[Saved data entries]
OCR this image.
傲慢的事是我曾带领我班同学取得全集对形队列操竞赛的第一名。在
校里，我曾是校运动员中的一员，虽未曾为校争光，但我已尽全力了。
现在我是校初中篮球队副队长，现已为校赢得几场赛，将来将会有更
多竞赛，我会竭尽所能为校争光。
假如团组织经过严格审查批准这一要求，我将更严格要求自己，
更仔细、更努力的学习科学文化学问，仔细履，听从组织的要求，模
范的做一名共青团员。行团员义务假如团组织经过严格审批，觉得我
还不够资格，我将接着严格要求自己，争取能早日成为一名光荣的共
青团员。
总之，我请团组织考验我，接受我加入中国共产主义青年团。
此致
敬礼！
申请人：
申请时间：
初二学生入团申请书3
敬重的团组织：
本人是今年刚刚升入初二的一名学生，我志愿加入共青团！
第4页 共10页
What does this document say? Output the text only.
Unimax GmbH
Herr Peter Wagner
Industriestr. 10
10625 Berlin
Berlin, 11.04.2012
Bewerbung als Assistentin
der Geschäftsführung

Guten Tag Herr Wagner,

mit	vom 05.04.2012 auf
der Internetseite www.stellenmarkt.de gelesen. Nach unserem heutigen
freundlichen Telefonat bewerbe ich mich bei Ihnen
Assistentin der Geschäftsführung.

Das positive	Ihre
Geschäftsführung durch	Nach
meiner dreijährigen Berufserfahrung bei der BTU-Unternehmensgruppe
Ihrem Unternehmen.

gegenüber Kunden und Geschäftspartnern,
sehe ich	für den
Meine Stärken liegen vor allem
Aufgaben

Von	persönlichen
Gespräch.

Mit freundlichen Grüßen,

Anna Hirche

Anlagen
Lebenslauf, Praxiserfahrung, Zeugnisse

* [What you will do]
Print the material once more, exactly.

* [The answer]
OCR this image.
傲慢的事是我曾带领我班同学取得全集对形队列操竞赛的第一名。在
校里，我曾是校运动员中的一员，虽未曾为校争光，但我已尽全力了。
现在我是校初中篮球队副队长，现已为校赢得几场赛，将来将会有更
多竞赛，我会竭尽所能为校争光。
假如团组织经过严格审查批准这一要求，我将更严格要求自己，
更仔细、更努力的学习科学文化学问，仔细履，听从组织的要求，模
范的做一名共青团员。行团员义务假如团组织经过严格审批，觉得我
还不够资格，我将接着严格要求自己，争取能早日成为一名光荣的共
青团员。
总之，我请团组织考验我，接受我加入中国共产主义青年团。
此致
敬礼！
申请人：
申请时间：
初二学生入团申请书3
敬重的团组织：
本人是今年刚刚升入初二的一名学生，我志愿加入共青团！
第4页 共10页
What does this document say? Output the text only.
Unimax GmbH
Herr Peter Wagner
Industriestr. 10
10625 Berlin
Berlin, 11.04.2012
Bewerbung als Assistentin
der Geschäftsführung

Guten Tag Herr Wagner,

mit	vom 05.04.2012 auf
der Internetseite www.stellenmarkt.de gelesen. Nach unserem heutigen
freundlichen Telefonat bewerbe ich mich bei Ihnen
Assistentin der Geschäftsführung.

Das positive	Ihre
Geschäftsführung durch	Nach
meiner dreijährigen Berufserfahrung bei der BTU-Unternehmensgruppe
Ihrem Unternehmen.

gegenüber Kunden und Geschäftspartnern,
sehe ich	für den
Meine Stärken liegen vor allem
Aufgaben

Von	persönlichen
Gespräch.

Mit freundlichen Grüßen,

Anna Hirche

Anlagen
Lebenslauf, Praxiserfahrung, Zeugnisse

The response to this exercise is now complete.